# start of Exercise data

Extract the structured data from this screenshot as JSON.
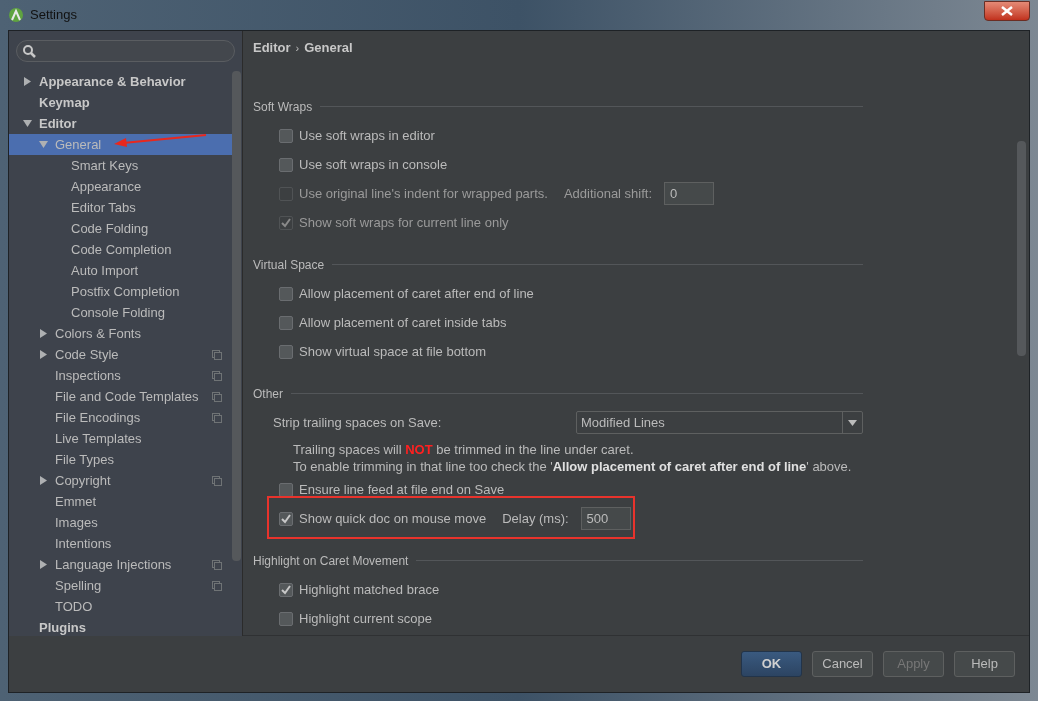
{
  "window": {
    "title": "Settings"
  },
  "tree": [
    {
      "label": "Appearance & Behavior",
      "expanded": false,
      "bold": true,
      "selected": false
    },
    {
      "label": "Keymap",
      "bold": true,
      "selected": false
    },
    {
      "label": "Editor",
      "expanded": true,
      "bold": true,
      "selected": false,
      "children": [
        {
          "label": "General",
          "expanded": true,
          "selected": true,
          "annotated": true,
          "children": [
            {
              "label": "Smart Keys",
              "selected": false
            },
            {
              "label": "Appearance",
              "selected": false
            },
            {
              "label": "Editor Tabs",
              "selected": false
            },
            {
              "label": "Code Folding",
              "selected": false
            },
            {
              "label": "Code Completion",
              "selected": false
            },
            {
              "label": "Auto Import",
              "selected": false
            },
            {
              "label": "Postfix Completion",
              "selected": false
            },
            {
              "label": "Console Folding",
              "selected": false
            }
          ]
        },
        {
          "label": "Colors & Fonts",
          "expanded": false,
          "selected": false
        },
        {
          "label": "Code Style",
          "expanded": false,
          "project": true,
          "selected": false
        },
        {
          "label": "Inspections",
          "project": true,
          "selected": false
        },
        {
          "label": "File and Code Templates",
          "project": true,
          "selected": false
        },
        {
          "label": "File Encodings",
          "project": true,
          "selected": false
        },
        {
          "label": "Live Templates",
          "selected": false
        },
        {
          "label": "File Types",
          "selected": false
        },
        {
          "label": "Copyright",
          "expanded": false,
          "project": true,
          "selected": false
        },
        {
          "label": "Emmet",
          "selected": false
        },
        {
          "label": "Images",
          "selected": false
        },
        {
          "label": "Intentions",
          "selected": false
        },
        {
          "label": "Language Injections",
          "expanded": false,
          "project": true,
          "selected": false
        },
        {
          "label": "Spelling",
          "project": true,
          "selected": false
        },
        {
          "label": "TODO",
          "selected": false
        }
      ]
    },
    {
      "label": "Plugins",
      "bold": true,
      "selected": false
    }
  ],
  "breadcrumb": [
    "Editor",
    "›",
    "General"
  ],
  "rows": [
    {
      "kind": "heading",
      "label": "Soft Wraps"
    },
    {
      "kind": "checkbox",
      "label": "Use soft wraps in editor",
      "checked": false,
      "disabled": false
    },
    {
      "kind": "checkbox",
      "label": "Use soft wraps in console",
      "checked": false,
      "disabled": false
    },
    {
      "kind": "checkbox-field",
      "label": "Use original line's indent for wrapped parts.",
      "checked": false,
      "disabled": true,
      "field_label": "Additional shift:",
      "value": "0"
    },
    {
      "kind": "checkbox",
      "label": "Show soft wraps for current line only",
      "checked": true,
      "disabled": true
    },
    {
      "kind": "heading",
      "label": "Virtual Space"
    },
    {
      "kind": "checkbox",
      "label": "Allow placement of caret after end of line",
      "checked": false,
      "disabled": false
    },
    {
      "kind": "checkbox",
      "label": "Allow placement of caret inside tabs",
      "checked": false,
      "disabled": false
    },
    {
      "kind": "checkbox",
      "label": "Show virtual space at file bottom",
      "checked": false,
      "disabled": false
    },
    {
      "kind": "heading",
      "label": "Other"
    },
    {
      "kind": "combo",
      "label": "Strip trailing spaces on Save:",
      "value": "Modified Lines"
    },
    {
      "kind": "warning-note",
      "text": "Trailing spaces will **NOT** be trimmed in the line under caret."
    },
    {
      "kind": "note",
      "text": "To enable trimming in that line too check the '**Allow placement of caret after end of line**' above."
    },
    {
      "kind": "checkbox",
      "label": "Ensure line feed at file end on Save",
      "checked": false,
      "disabled": false
    },
    {
      "kind": "checkbox-field",
      "label": "Show quick doc on mouse move",
      "checked": true,
      "disabled": false,
      "field_label": "Delay (ms):",
      "value": "500",
      "annotated": true
    },
    {
      "kind": "heading",
      "label": "Highlight on Caret Movement"
    },
    {
      "kind": "checkbox",
      "label": "Highlight matched brace",
      "checked": true,
      "disabled": false
    },
    {
      "kind": "checkbox",
      "label": "Highlight current scope",
      "checked": false,
      "disabled": false
    }
  ],
  "buttons": [
    {
      "label": "OK",
      "kind": "default",
      "disabled": false
    },
    {
      "label": "Cancel",
      "kind": "normal",
      "disabled": false
    },
    {
      "label": "Apply",
      "kind": "normal",
      "disabled": true
    },
    {
      "label": "Help",
      "kind": "normal",
      "disabled": false
    }
  ]
}
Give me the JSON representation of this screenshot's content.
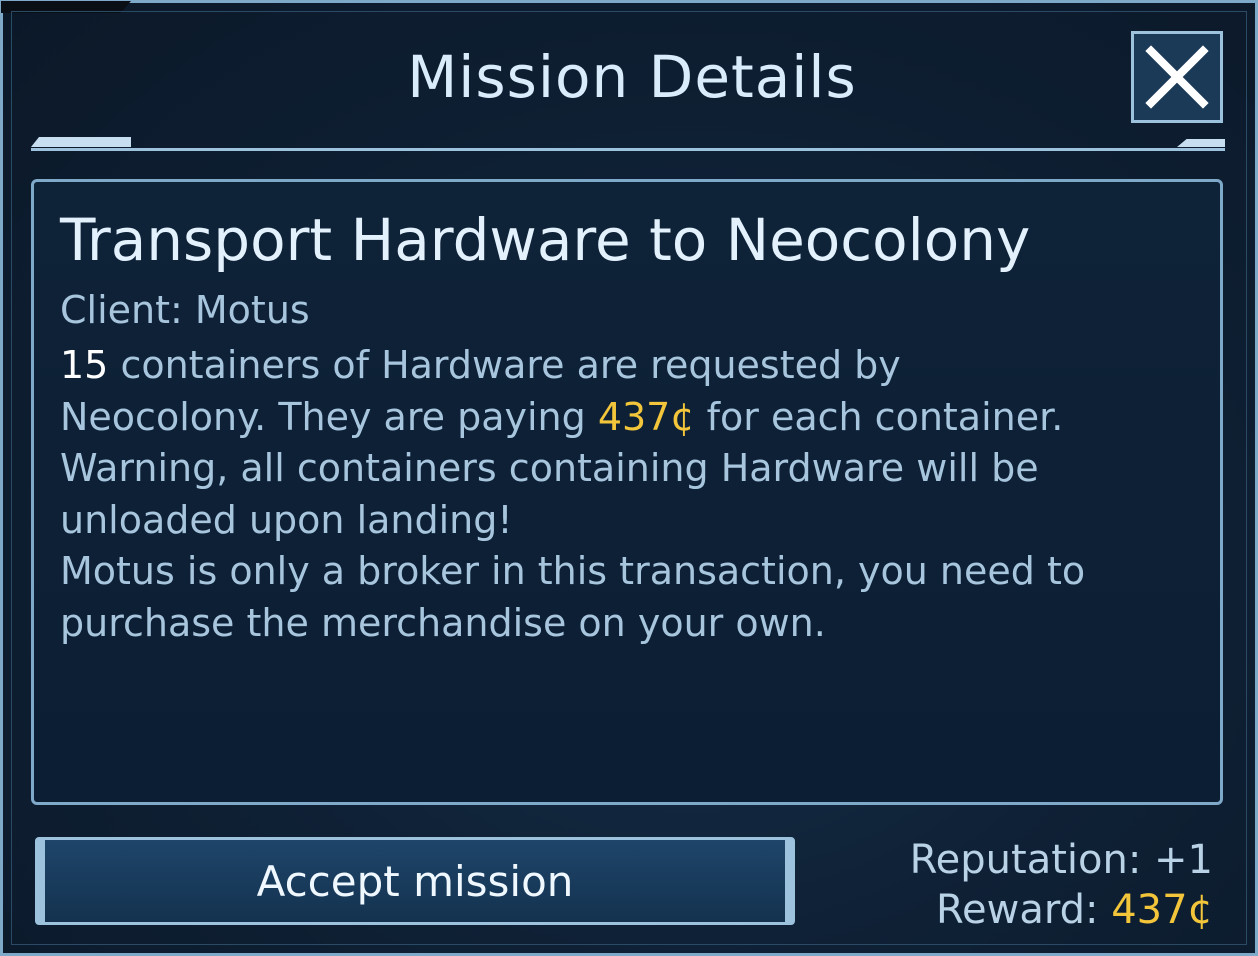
{
  "window": {
    "title": "Mission Details",
    "close_icon": "close-icon"
  },
  "mission": {
    "title": "Transport Hardware to Neocolony",
    "client_label": "Client: Motus",
    "container_count": "15",
    "line1_rest": " containers of Hardware are requested by",
    "line2_pre": "Neocolony. They are paying ",
    "price": "437¢",
    "line2_post": " for each container.",
    "warning": "Warning, all containers containing Hardware will be unloaded upon landing!",
    "broker_note": "Motus is only a broker in this transaction, you need to purchase the merchandise on your own."
  },
  "actions": {
    "accept_label": "Accept mission"
  },
  "rewards": {
    "reputation_label": "Reputation: +1",
    "reward_label": "Reward: ",
    "reward_value": "437¢"
  },
  "colors": {
    "accent": "#9cc2de",
    "gold": "#f2c53a",
    "text": "#a7c5dd",
    "background": "#0f2136"
  }
}
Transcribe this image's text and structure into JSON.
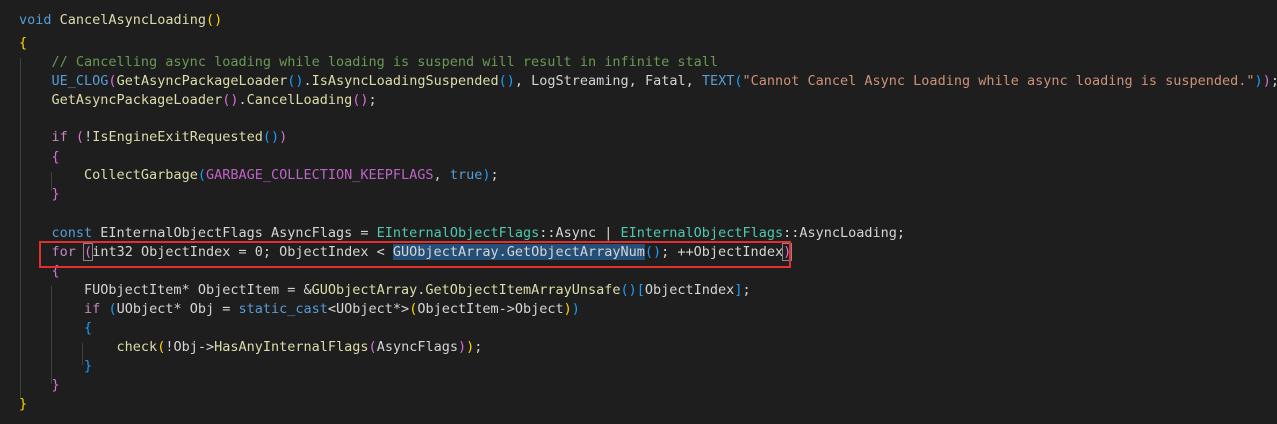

# end of Exercise data

Given problem = Print the records word for word and exclude any picture they hold.

Worked solution =
Extract the structured data from this screenshot as JSON.
{
  "window": {
    "title": "Settings"
  },
  "tree": [
    {
      "label": "Appearance & Behavior",
      "expanded": false,
      "bold": true,
      "selected": false
    },
    {
      "label": "Keymap",
      "bold": true,
      "selected": false
    },
    {
      "label": "Editor",
      "expanded": true,
      "bold": true,
      "selected": false,
      "children": [
        {
          "label": "General",
          "expanded": true,
          "selected": true,
          "annotated": true,
          "children": [
            {
              "label": "Smart Keys",
              "selected": false
            },
            {
              "label": "Appearance",
              "selected": false
            },
            {
              "label": "Editor Tabs",
              "selected": false
            },
            {
              "label": "Code Folding",
              "selected": false
            },
            {
              "label": "Code Completion",
              "selected": false
            },
            {
              "label": "Auto Import",
              "selected": false
            },
            {
              "label": "Postfix Completion",
              "selected": false
            },
            {
              "label": "Console Folding",
              "selected": false
            }
          ]
        },
        {
          "label": "Colors & Fonts",
          "expanded": false,
          "selected": false
        },
        {
          "label": "Code Style",
          "expanded": false,
          "project": true,
          "selected": false
        },
        {
          "label": "Inspections",
          "project": true,
          "selected": false
        },
        {
          "label": "File and Code Templates",
          "project": true,
          "selected": false
        },
        {
          "label": "File Encodings",
          "project": true,
          "selected": false
        },
        {
          "label": "Live Templates",
          "selected": false
        },
        {
          "label": "File Types",
          "selected": false
        },
        {
          "label": "Copyright",
          "expanded": false,
          "project": true,
          "selected": false
        },
        {
          "label": "Emmet",
          "selected": false
        },
        {
          "label": "Images",
          "selected": false
        },
        {
          "label": "Intentions",
          "selected": false
        },
        {
          "label": "Language Injections",
          "expanded": false,
          "project": true,
          "selected": false
        },
        {
          "label": "Spelling",
          "project": true,
          "selected": false
        },
        {
          "label": "TODO",
          "selected": false
        }
      ]
    },
    {
      "label": "Plugins",
      "bold": true,
      "selected": false
    }
  ],
  "breadcrumb": [
    "Editor",
    "›",
    "General"
  ],
  "rows": [
    {
      "kind": "heading",
      "label": "Soft Wraps"
    },
    {
      "kind": "checkbox",
      "label": "Use soft wraps in editor",
      "checked": false,
      "disabled": false
    },
    {
      "kind": "checkbox",
      "label": "Use soft wraps in console",
      "checked": false,
      "disabled": false
    },
    {
      "kind": "checkbox-field",
      "label": "Use original line's indent for wrapped parts.",
      "checked": false,
      "disabled": true,
      "field_label": "Additional shift:",
      "value": "0"
    },
    {
      "kind": "checkbox",
      "label": "Show soft wraps for current line only",
      "checked": true,
      "disabled": true
    },
    {
      "kind": "heading",
      "label": "Virtual Space"
    },
    {
      "kind": "checkbox",
      "label": "Allow placement of caret after end of line",
      "checked": false,
      "disabled": false
    },
    {
      "kind": "checkbox",
      "label": "Allow placement of caret inside tabs",
      "checked": false,
      "disabled": false
    },
    {
      "kind": "checkbox",
      "label": "Show virtual space at file bottom",
      "checked": false,
      "disabled": false
    },
    {
      "kind": "heading",
      "label": "Other"
    },
    {
      "kind": "combo",
      "label": "Strip trailing spaces on Save:",
      "value": "Modified Lines"
    },
    {
      "kind": "warning-note",
      "text": "Trailing spaces will **NOT** be trimmed in the line under caret."
    },
    {
      "kind": "note",
      "text": "To enable trimming in that line too check the '**Allow placement of caret after end of line**' above."
    },
    {
      "kind": "checkbox",
      "label": "Ensure line feed at file end on Save",
      "checked": false,
      "disabled": false
    },
    {
      "kind": "checkbox-field",
      "label": "Show quick doc on mouse move",
      "checked": true,
      "disabled": false,
      "field_label": "Delay (ms):",
      "value": "500",
      "annotated": true
    },
    {
      "kind": "heading",
      "label": "Highlight on Caret Movement"
    },
    {
      "kind": "checkbox",
      "label": "Highlight matched brace",
      "checked": true,
      "disabled": false
    },
    {
      "kind": "checkbox",
      "label": "Highlight current scope",
      "checked": false,
      "disabled": false
    }
  ],
  "buttons": [
    {
      "label": "OK",
      "kind": "default",
      "disabled": false
    },
    {
      "label": "Cancel",
      "kind": "normal",
      "disabled": false
    },
    {
      "label": "Apply",
      "kind": "normal",
      "disabled": true
    },
    {
      "label": "Help",
      "kind": "normal",
      "disabled": false
    }
  ]
}
Give me the JSON representation of this screenshot's content.
{
  "window": {
    "title": "Mission Details",
    "close_icon": "close-icon"
  },
  "mission": {
    "title": "Transport Hardware to Neocolony",
    "client_label": "Client: Motus",
    "container_count": "15",
    "line1_rest": " containers of Hardware are requested by",
    "line2_pre": "Neocolony. They are paying ",
    "price": "437¢",
    "line2_post": " for each container.",
    "warning": "Warning, all containers containing Hardware will be unloaded upon landing!",
    "broker_note": "Motus is only a broker in this transaction, you need to purchase the merchandise on your own."
  },
  "actions": {
    "accept_label": "Accept mission"
  },
  "rewards": {
    "reputation_label": "Reputation: +1",
    "reward_label": "Reward: ",
    "reward_value": "437¢"
  },
  "colors": {
    "accent": "#9cc2de",
    "gold": "#f2c53a",
    "text": "#a7c5dd",
    "background": "#0f2136"
  }
}
Transcribe this image's text and structure into JSON.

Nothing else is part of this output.